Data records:
--------------------------------

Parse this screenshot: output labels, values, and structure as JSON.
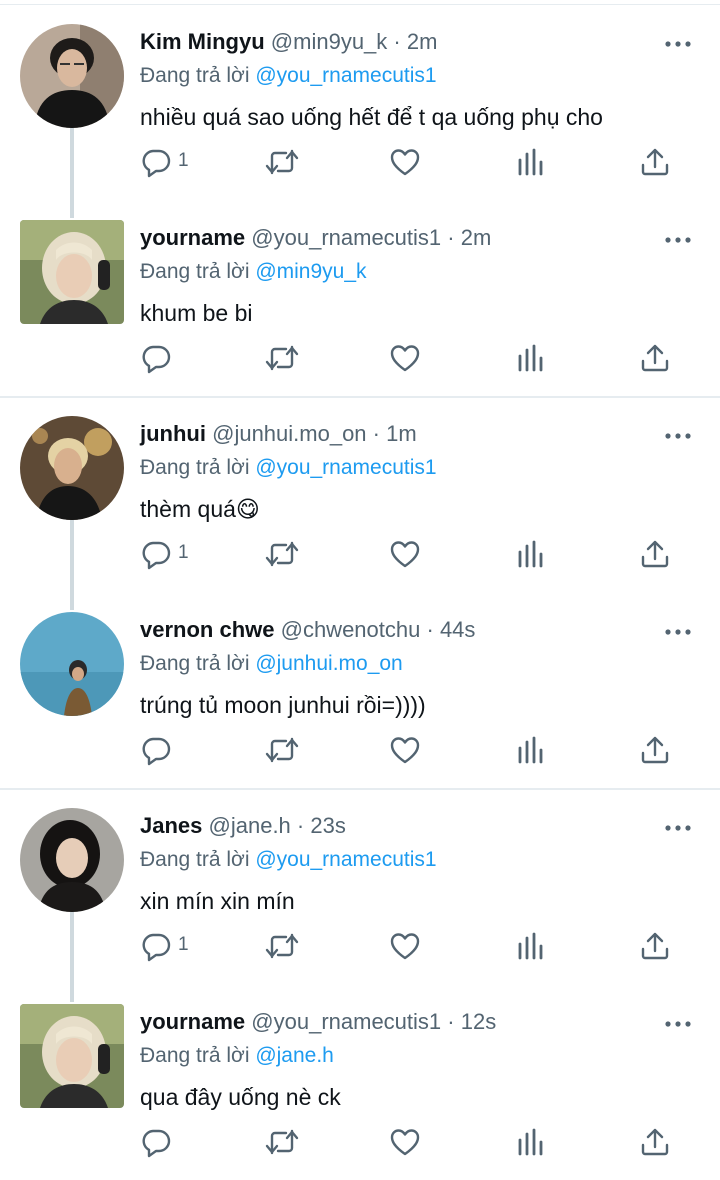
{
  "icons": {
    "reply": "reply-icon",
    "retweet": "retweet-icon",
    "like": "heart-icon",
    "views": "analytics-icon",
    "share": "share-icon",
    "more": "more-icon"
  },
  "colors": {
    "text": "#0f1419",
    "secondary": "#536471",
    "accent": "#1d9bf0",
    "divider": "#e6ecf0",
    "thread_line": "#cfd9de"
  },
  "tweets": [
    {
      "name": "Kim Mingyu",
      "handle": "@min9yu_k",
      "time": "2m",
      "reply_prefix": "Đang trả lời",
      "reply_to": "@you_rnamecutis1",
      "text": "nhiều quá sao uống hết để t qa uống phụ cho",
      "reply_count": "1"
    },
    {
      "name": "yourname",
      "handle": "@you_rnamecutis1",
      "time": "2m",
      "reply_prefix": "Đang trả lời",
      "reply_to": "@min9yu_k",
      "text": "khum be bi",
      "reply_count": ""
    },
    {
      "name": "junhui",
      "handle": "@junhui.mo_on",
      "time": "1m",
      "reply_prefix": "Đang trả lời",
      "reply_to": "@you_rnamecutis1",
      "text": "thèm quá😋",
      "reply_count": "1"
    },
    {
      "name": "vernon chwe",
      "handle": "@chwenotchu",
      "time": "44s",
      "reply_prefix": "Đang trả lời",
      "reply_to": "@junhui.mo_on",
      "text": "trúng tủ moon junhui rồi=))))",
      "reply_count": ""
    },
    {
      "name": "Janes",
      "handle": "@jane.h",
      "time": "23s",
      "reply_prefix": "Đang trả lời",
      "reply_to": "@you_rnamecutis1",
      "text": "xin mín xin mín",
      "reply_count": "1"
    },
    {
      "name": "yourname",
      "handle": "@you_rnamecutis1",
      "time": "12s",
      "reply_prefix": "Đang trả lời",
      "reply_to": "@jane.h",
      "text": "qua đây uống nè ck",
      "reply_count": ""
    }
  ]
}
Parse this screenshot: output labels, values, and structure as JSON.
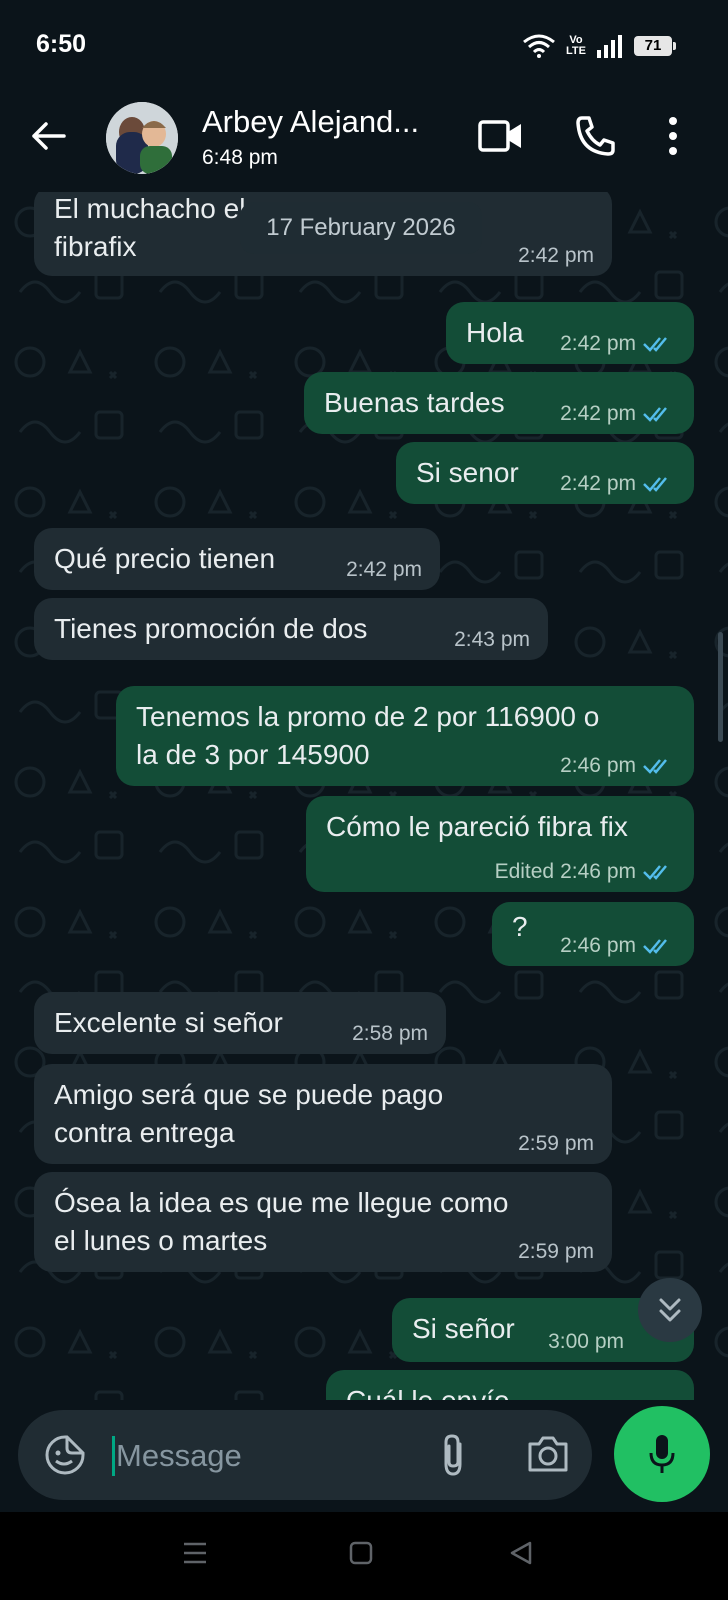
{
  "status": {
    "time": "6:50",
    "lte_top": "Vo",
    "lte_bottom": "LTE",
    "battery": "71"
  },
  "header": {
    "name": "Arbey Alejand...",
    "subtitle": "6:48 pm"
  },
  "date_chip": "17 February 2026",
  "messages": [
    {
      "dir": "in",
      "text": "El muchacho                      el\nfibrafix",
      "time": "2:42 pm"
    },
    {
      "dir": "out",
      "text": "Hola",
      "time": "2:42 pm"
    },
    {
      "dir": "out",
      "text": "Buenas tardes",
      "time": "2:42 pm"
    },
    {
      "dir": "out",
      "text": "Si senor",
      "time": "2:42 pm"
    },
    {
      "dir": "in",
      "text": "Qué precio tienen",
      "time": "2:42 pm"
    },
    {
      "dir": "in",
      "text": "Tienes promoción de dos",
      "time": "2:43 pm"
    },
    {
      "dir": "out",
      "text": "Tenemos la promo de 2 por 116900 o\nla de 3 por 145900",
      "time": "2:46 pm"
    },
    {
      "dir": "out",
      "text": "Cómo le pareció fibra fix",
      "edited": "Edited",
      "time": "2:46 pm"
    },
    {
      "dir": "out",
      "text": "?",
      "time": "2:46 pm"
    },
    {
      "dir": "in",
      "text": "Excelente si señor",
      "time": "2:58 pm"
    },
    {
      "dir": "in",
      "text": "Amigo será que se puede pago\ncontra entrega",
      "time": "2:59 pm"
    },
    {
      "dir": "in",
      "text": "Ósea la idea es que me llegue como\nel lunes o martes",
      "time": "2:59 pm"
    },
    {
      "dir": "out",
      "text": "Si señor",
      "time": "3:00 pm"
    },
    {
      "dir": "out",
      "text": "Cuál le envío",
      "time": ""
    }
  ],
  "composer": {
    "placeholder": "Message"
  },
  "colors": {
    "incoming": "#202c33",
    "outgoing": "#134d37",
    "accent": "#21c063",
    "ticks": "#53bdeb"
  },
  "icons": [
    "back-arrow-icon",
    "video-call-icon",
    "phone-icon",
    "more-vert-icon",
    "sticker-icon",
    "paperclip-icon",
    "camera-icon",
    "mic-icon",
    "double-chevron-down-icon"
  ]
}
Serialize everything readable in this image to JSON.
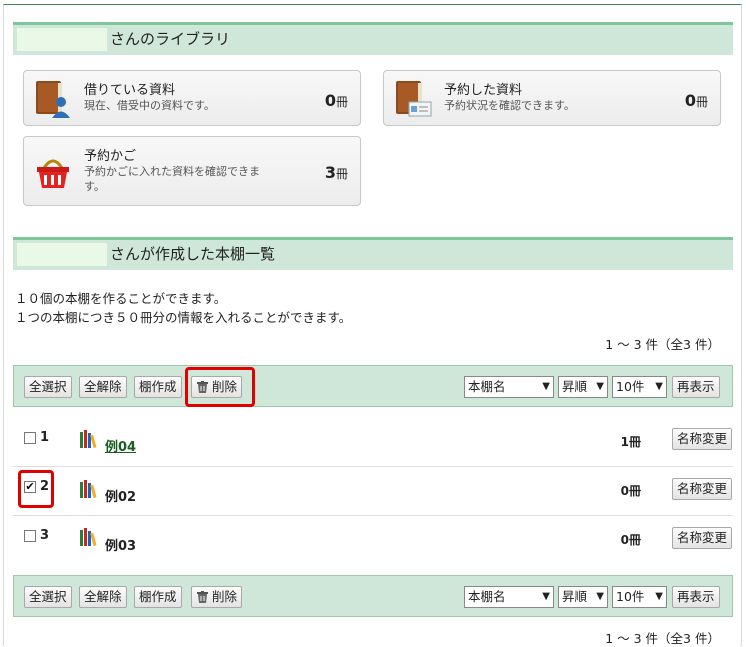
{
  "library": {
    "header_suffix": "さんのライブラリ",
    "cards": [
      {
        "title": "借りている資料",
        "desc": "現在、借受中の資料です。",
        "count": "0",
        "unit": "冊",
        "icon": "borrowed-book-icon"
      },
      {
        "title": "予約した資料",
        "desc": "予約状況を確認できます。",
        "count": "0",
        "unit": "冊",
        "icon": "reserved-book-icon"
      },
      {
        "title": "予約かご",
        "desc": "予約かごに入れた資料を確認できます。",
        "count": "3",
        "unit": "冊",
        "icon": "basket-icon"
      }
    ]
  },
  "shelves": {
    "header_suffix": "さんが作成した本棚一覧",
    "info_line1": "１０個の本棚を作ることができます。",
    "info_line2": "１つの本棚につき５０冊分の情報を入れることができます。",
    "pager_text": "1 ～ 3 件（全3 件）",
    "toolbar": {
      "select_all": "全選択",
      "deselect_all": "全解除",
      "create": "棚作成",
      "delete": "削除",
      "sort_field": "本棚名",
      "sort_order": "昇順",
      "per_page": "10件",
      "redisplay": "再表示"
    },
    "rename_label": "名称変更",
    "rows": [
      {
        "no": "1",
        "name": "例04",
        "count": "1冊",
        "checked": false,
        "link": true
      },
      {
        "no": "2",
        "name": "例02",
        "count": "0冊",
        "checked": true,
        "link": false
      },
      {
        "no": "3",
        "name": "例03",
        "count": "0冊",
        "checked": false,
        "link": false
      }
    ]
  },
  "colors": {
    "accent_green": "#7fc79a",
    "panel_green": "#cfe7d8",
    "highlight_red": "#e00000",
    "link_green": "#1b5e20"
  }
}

--------------------------------

• Goal of the exercise:
Quote all of the entries word for word, omitting any pictures.

• Answer:
Parse this screenshot: output labels, values, and structure as JSON.
{
  "icons": {
    "reply": "reply-icon",
    "retweet": "retweet-icon",
    "like": "heart-icon",
    "views": "analytics-icon",
    "share": "share-icon",
    "more": "more-icon"
  },
  "colors": {
    "text": "#0f1419",
    "secondary": "#536471",
    "accent": "#1d9bf0",
    "divider": "#e6ecf0",
    "thread_line": "#cfd9de"
  },
  "tweets": [
    {
      "name": "Kim Mingyu",
      "handle": "@min9yu_k",
      "time": "2m",
      "reply_prefix": "Đang trả lời",
      "reply_to": "@you_rnamecutis1",
      "text": "nhiều quá sao uống hết để t qa uống phụ cho",
      "reply_count": "1"
    },
    {
      "name": "yourname",
      "handle": "@you_rnamecutis1",
      "time": "2m",
      "reply_prefix": "Đang trả lời",
      "reply_to": "@min9yu_k",
      "text": "khum be bi",
      "reply_count": ""
    },
    {
      "name": "junhui",
      "handle": "@junhui.mo_on",
      "time": "1m",
      "reply_prefix": "Đang trả lời",
      "reply_to": "@you_rnamecutis1",
      "text": "thèm quá😋",
      "reply_count": "1"
    },
    {
      "name": "vernon chwe",
      "handle": "@chwenotchu",
      "time": "44s",
      "reply_prefix": "Đang trả lời",
      "reply_to": "@junhui.mo_on",
      "text": "trúng tủ moon junhui rồi=))))",
      "reply_count": ""
    },
    {
      "name": "Janes",
      "handle": "@jane.h",
      "time": "23s",
      "reply_prefix": "Đang trả lời",
      "reply_to": "@you_rnamecutis1",
      "text": "xin mín xin mín",
      "reply_count": "1"
    },
    {
      "name": "yourname",
      "handle": "@you_rnamecutis1",
      "time": "12s",
      "reply_prefix": "Đang trả lời",
      "reply_to": "@jane.h",
      "text": "qua đây uống nè ck",
      "reply_count": ""
    }
  ]
}
Parse this screenshot: output labels, values, and structure as JSON.
{
  "status": {
    "time": "6:50",
    "lte_top": "Vo",
    "lte_bottom": "LTE",
    "battery": "71"
  },
  "header": {
    "name": "Arbey Alejand...",
    "subtitle": "6:48 pm"
  },
  "date_chip": "17 February 2026",
  "messages": [
    {
      "dir": "in",
      "text": "El muchacho                      el\nfibrafix",
      "time": "2:42 pm"
    },
    {
      "dir": "out",
      "text": "Hola",
      "time": "2:42 pm"
    },
    {
      "dir": "out",
      "text": "Buenas tardes",
      "time": "2:42 pm"
    },
    {
      "dir": "out",
      "text": "Si senor",
      "time": "2:42 pm"
    },
    {
      "dir": "in",
      "text": "Qué precio tienen",
      "time": "2:42 pm"
    },
    {
      "dir": "in",
      "text": "Tienes promoción de dos",
      "time": "2:43 pm"
    },
    {
      "dir": "out",
      "text": "Tenemos la promo de 2 por 116900 o\nla de 3 por 145900",
      "time": "2:46 pm"
    },
    {
      "dir": "out",
      "text": "Cómo le pareció fibra fix",
      "edited": "Edited",
      "time": "2:46 pm"
    },
    {
      "dir": "out",
      "text": "?",
      "time": "2:46 pm"
    },
    {
      "dir": "in",
      "text": "Excelente si señor",
      "time": "2:58 pm"
    },
    {
      "dir": "in",
      "text": "Amigo será que se puede pago\ncontra entrega",
      "time": "2:59 pm"
    },
    {
      "dir": "in",
      "text": "Ósea la idea es que me llegue como\nel lunes o martes",
      "time": "2:59 pm"
    },
    {
      "dir": "out",
      "text": "Si señor",
      "time": "3:00 pm"
    },
    {
      "dir": "out",
      "text": "Cuál le envío",
      "time": ""
    }
  ],
  "composer": {
    "placeholder": "Message"
  },
  "colors": {
    "incoming": "#202c33",
    "outgoing": "#134d37",
    "accent": "#21c063",
    "ticks": "#53bdeb"
  },
  "icons": [
    "back-arrow-icon",
    "video-call-icon",
    "phone-icon",
    "more-vert-icon",
    "sticker-icon",
    "paperclip-icon",
    "camera-icon",
    "mic-icon",
    "double-chevron-down-icon"
  ]
}
Serialize everything readable in this image to JSON.
{
  "library": {
    "header_suffix": "さんのライブラリ",
    "cards": [
      {
        "title": "借りている資料",
        "desc": "現在、借受中の資料です。",
        "count": "0",
        "unit": "冊",
        "icon": "borrowed-book-icon"
      },
      {
        "title": "予約した資料",
        "desc": "予約状況を確認できます。",
        "count": "0",
        "unit": "冊",
        "icon": "reserved-book-icon"
      },
      {
        "title": "予約かご",
        "desc": "予約かごに入れた資料を確認できます。",
        "count": "3",
        "unit": "冊",
        "icon": "basket-icon"
      }
    ]
  },
  "shelves": {
    "header_suffix": "さんが作成した本棚一覧",
    "info_line1": "１０個の本棚を作ることができます。",
    "info_line2": "１つの本棚につき５０冊分の情報を入れることができます。",
    "pager_text": "1 ～ 3 件（全3 件）",
    "toolbar": {
      "select_all": "全選択",
      "deselect_all": "全解除",
      "create": "棚作成",
      "delete": "削除",
      "sort_field": "本棚名",
      "sort_order": "昇順",
      "per_page": "10件",
      "redisplay": "再表示"
    },
    "rename_label": "名称変更",
    "rows": [
      {
        "no": "1",
        "name": "例04",
        "count": "1冊",
        "checked": false,
        "link": true
      },
      {
        "no": "2",
        "name": "例02",
        "count": "0冊",
        "checked": true,
        "link": false
      },
      {
        "no": "3",
        "name": "例03",
        "count": "0冊",
        "checked": false,
        "link": false
      }
    ]
  },
  "colors": {
    "accent_green": "#7fc79a",
    "panel_green": "#cfe7d8",
    "highlight_red": "#e00000",
    "link_green": "#1b5e20"
  }
}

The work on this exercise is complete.